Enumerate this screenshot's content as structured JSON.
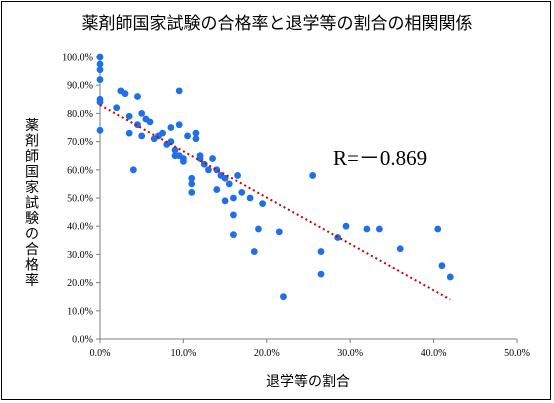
{
  "chart_data": {
    "type": "scatter",
    "title": "薬剤師国家試験の合格率と退学等の割合の相関関係",
    "xlabel": "退学等の割合",
    "ylabel": "薬剤師国家試験の合格率",
    "xlim": [
      0,
      0.5
    ],
    "ylim": [
      0,
      1.0
    ],
    "x_ticks": [
      "0.0%",
      "10.0%",
      "20.0%",
      "30.0%",
      "40.0%",
      "50.0%"
    ],
    "y_ticks": [
      "0.0%",
      "10.0%",
      "20.0%",
      "30.0%",
      "40.0%",
      "50.0%",
      "60.0%",
      "70.0%",
      "80.0%",
      "90.0%",
      "100.0%"
    ],
    "annotation": "R=－0.869",
    "marker_color": "#1f6fe8",
    "trendline_color": "#cc0000",
    "trendline": {
      "x": [
        0,
        0.42
      ],
      "y": [
        0.83,
        0.14
      ]
    },
    "points": [
      [
        0.0,
        1.0
      ],
      [
        0.0,
        0.975
      ],
      [
        0.0,
        0.955
      ],
      [
        0.0,
        0.92
      ],
      [
        0.0,
        0.85
      ],
      [
        0.0,
        0.84
      ],
      [
        0.0,
        0.74
      ],
      [
        0.02,
        0.82
      ],
      [
        0.025,
        0.88
      ],
      [
        0.03,
        0.87
      ],
      [
        0.035,
        0.73
      ],
      [
        0.035,
        0.79
      ],
      [
        0.04,
        0.6
      ],
      [
        0.045,
        0.86
      ],
      [
        0.045,
        0.76
      ],
      [
        0.05,
        0.72
      ],
      [
        0.05,
        0.8
      ],
      [
        0.055,
        0.78
      ],
      [
        0.06,
        0.77
      ],
      [
        0.065,
        0.71
      ],
      [
        0.07,
        0.72
      ],
      [
        0.075,
        0.73
      ],
      [
        0.08,
        0.69
      ],
      [
        0.085,
        0.7
      ],
      [
        0.085,
        0.75
      ],
      [
        0.09,
        0.67
      ],
      [
        0.09,
        0.65
      ],
      [
        0.095,
        0.88
      ],
      [
        0.095,
        0.76
      ],
      [
        0.095,
        0.65
      ],
      [
        0.1,
        0.64
      ],
      [
        0.1,
        0.63
      ],
      [
        0.105,
        0.72
      ],
      [
        0.11,
        0.57
      ],
      [
        0.11,
        0.55
      ],
      [
        0.11,
        0.52
      ],
      [
        0.115,
        0.71
      ],
      [
        0.115,
        0.73
      ],
      [
        0.12,
        0.65
      ],
      [
        0.12,
        0.64
      ],
      [
        0.125,
        0.62
      ],
      [
        0.13,
        0.6
      ],
      [
        0.135,
        0.64
      ],
      [
        0.14,
        0.53
      ],
      [
        0.14,
        0.6
      ],
      [
        0.145,
        0.58
      ],
      [
        0.15,
        0.57
      ],
      [
        0.15,
        0.49
      ],
      [
        0.155,
        0.55
      ],
      [
        0.16,
        0.5
      ],
      [
        0.16,
        0.44
      ],
      [
        0.16,
        0.37
      ],
      [
        0.165,
        0.58
      ],
      [
        0.17,
        0.52
      ],
      [
        0.18,
        0.5
      ],
      [
        0.185,
        0.31
      ],
      [
        0.19,
        0.39
      ],
      [
        0.195,
        0.48
      ],
      [
        0.215,
        0.38
      ],
      [
        0.22,
        0.15
      ],
      [
        0.255,
        0.58
      ],
      [
        0.265,
        0.31
      ],
      [
        0.265,
        0.23
      ],
      [
        0.285,
        0.36
      ],
      [
        0.295,
        0.4
      ],
      [
        0.32,
        0.39
      ],
      [
        0.335,
        0.39
      ],
      [
        0.36,
        0.32
      ],
      [
        0.405,
        0.39
      ],
      [
        0.41,
        0.26
      ],
      [
        0.42,
        0.22
      ]
    ]
  }
}
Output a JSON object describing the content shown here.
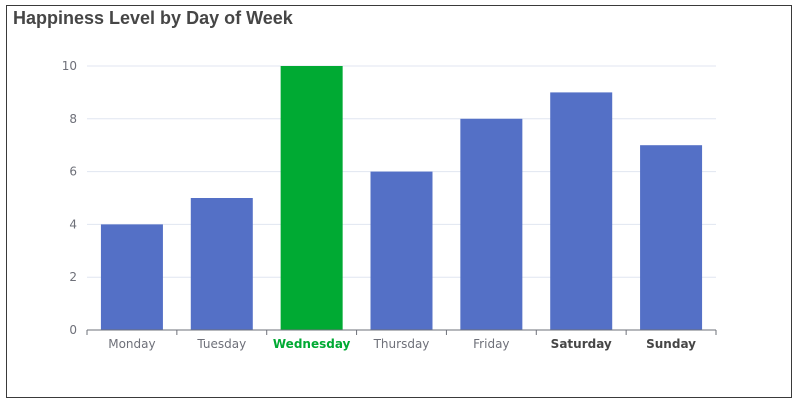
{
  "chart_data": {
    "type": "bar",
    "title": "Happiness Level by Day of Week",
    "xlabel": "",
    "ylabel": "",
    "categories": [
      "Monday",
      "Tuesday",
      "Wednesday",
      "Thursday",
      "Friday",
      "Saturday",
      "Sunday"
    ],
    "values": [
      4,
      5,
      10,
      6,
      8,
      9,
      7
    ],
    "ylim": [
      0,
      10
    ],
    "yticks": [
      "0",
      "2",
      "4",
      "6",
      "8",
      "10"
    ],
    "grid": true,
    "legend": "none",
    "colors": {
      "default_bar": "#5470c6",
      "highlight_bar": "#00aa33",
      "grid": "#e0e6f1",
      "axis": "#6e7079",
      "label": "#6e7079",
      "label_bold": "#464646",
      "label_highlight": "#00aa33"
    },
    "highlight": [
      "Wednesday"
    ],
    "bold_labels": [
      "Saturday",
      "Sunday"
    ]
  }
}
══════════════════════════════
→ **Directions for this task**: Retype the whole listing, keeping every line identical and omitting all pictures.

→ **Worked solution**:
Enumerate this screenshot's content as structured JSON.
{
  "chart_data": {
    "type": "scatter",
    "title": "薬剤師国家試験の合格率と退学等の割合の相関関係",
    "xlabel": "退学等の割合",
    "ylabel": "薬剤師国家試験の合格率",
    "xlim": [
      0,
      0.5
    ],
    "ylim": [
      0,
      1.0
    ],
    "x_ticks": [
      "0.0%",
      "10.0%",
      "20.0%",
      "30.0%",
      "40.0%",
      "50.0%"
    ],
    "y_ticks": [
      "0.0%",
      "10.0%",
      "20.0%",
      "30.0%",
      "40.0%",
      "50.0%",
      "60.0%",
      "70.0%",
      "80.0%",
      "90.0%",
      "100.0%"
    ],
    "annotation": "R=－0.869",
    "marker_color": "#1f6fe8",
    "trendline_color": "#cc0000",
    "trendline": {
      "x": [
        0,
        0.42
      ],
      "y": [
        0.83,
        0.14
      ]
    },
    "points": [
      [
        0.0,
        1.0
      ],
      [
        0.0,
        0.975
      ],
      [
        0.0,
        0.955
      ],
      [
        0.0,
        0.92
      ],
      [
        0.0,
        0.85
      ],
      [
        0.0,
        0.84
      ],
      [
        0.0,
        0.74
      ],
      [
        0.02,
        0.82
      ],
      [
        0.025,
        0.88
      ],
      [
        0.03,
        0.87
      ],
      [
        0.035,
        0.73
      ],
      [
        0.035,
        0.79
      ],
      [
        0.04,
        0.6
      ],
      [
        0.045,
        0.86
      ],
      [
        0.045,
        0.76
      ],
      [
        0.05,
        0.72
      ],
      [
        0.05,
        0.8
      ],
      [
        0.055,
        0.78
      ],
      [
        0.06,
        0.77
      ],
      [
        0.065,
        0.71
      ],
      [
        0.07,
        0.72
      ],
      [
        0.075,
        0.73
      ],
      [
        0.08,
        0.69
      ],
      [
        0.085,
        0.7
      ],
      [
        0.085,
        0.75
      ],
      [
        0.09,
        0.67
      ],
      [
        0.09,
        0.65
      ],
      [
        0.095,
        0.88
      ],
      [
        0.095,
        0.76
      ],
      [
        0.095,
        0.65
      ],
      [
        0.1,
        0.64
      ],
      [
        0.1,
        0.63
      ],
      [
        0.105,
        0.72
      ],
      [
        0.11,
        0.57
      ],
      [
        0.11,
        0.55
      ],
      [
        0.11,
        0.52
      ],
      [
        0.115,
        0.71
      ],
      [
        0.115,
        0.73
      ],
      [
        0.12,
        0.65
      ],
      [
        0.12,
        0.64
      ],
      [
        0.125,
        0.62
      ],
      [
        0.13,
        0.6
      ],
      [
        0.135,
        0.64
      ],
      [
        0.14,
        0.53
      ],
      [
        0.14,
        0.6
      ],
      [
        0.145,
        0.58
      ],
      [
        0.15,
        0.57
      ],
      [
        0.15,
        0.49
      ],
      [
        0.155,
        0.55
      ],
      [
        0.16,
        0.5
      ],
      [
        0.16,
        0.44
      ],
      [
        0.16,
        0.37
      ],
      [
        0.165,
        0.58
      ],
      [
        0.17,
        0.52
      ],
      [
        0.18,
        0.5
      ],
      [
        0.185,
        0.31
      ],
      [
        0.19,
        0.39
      ],
      [
        0.195,
        0.48
      ],
      [
        0.215,
        0.38
      ],
      [
        0.22,
        0.15
      ],
      [
        0.255,
        0.58
      ],
      [
        0.265,
        0.31
      ],
      [
        0.265,
        0.23
      ],
      [
        0.285,
        0.36
      ],
      [
        0.295,
        0.4
      ],
      [
        0.32,
        0.39
      ],
      [
        0.335,
        0.39
      ],
      [
        0.36,
        0.32
      ],
      [
        0.405,
        0.39
      ],
      [
        0.41,
        0.26
      ],
      [
        0.42,
        0.22
      ]
    ]
  }
}
Output a JSON object describing the content shown here.
{
  "chart_data": {
    "type": "bar",
    "title": "Happiness Level by Day of Week",
    "xlabel": "",
    "ylabel": "",
    "categories": [
      "Monday",
      "Tuesday",
      "Wednesday",
      "Thursday",
      "Friday",
      "Saturday",
      "Sunday"
    ],
    "values": [
      4,
      5,
      10,
      6,
      8,
      9,
      7
    ],
    "ylim": [
      0,
      10
    ],
    "yticks": [
      "0",
      "2",
      "4",
      "6",
      "8",
      "10"
    ],
    "grid": true,
    "legend": "none",
    "colors": {
      "default_bar": "#5470c6",
      "highlight_bar": "#00aa33",
      "grid": "#e0e6f1",
      "axis": "#6e7079",
      "label": "#6e7079",
      "label_bold": "#464646",
      "label_highlight": "#00aa33"
    },
    "highlight": [
      "Wednesday"
    ],
    "bold_labels": [
      "Saturday",
      "Sunday"
    ]
  }
}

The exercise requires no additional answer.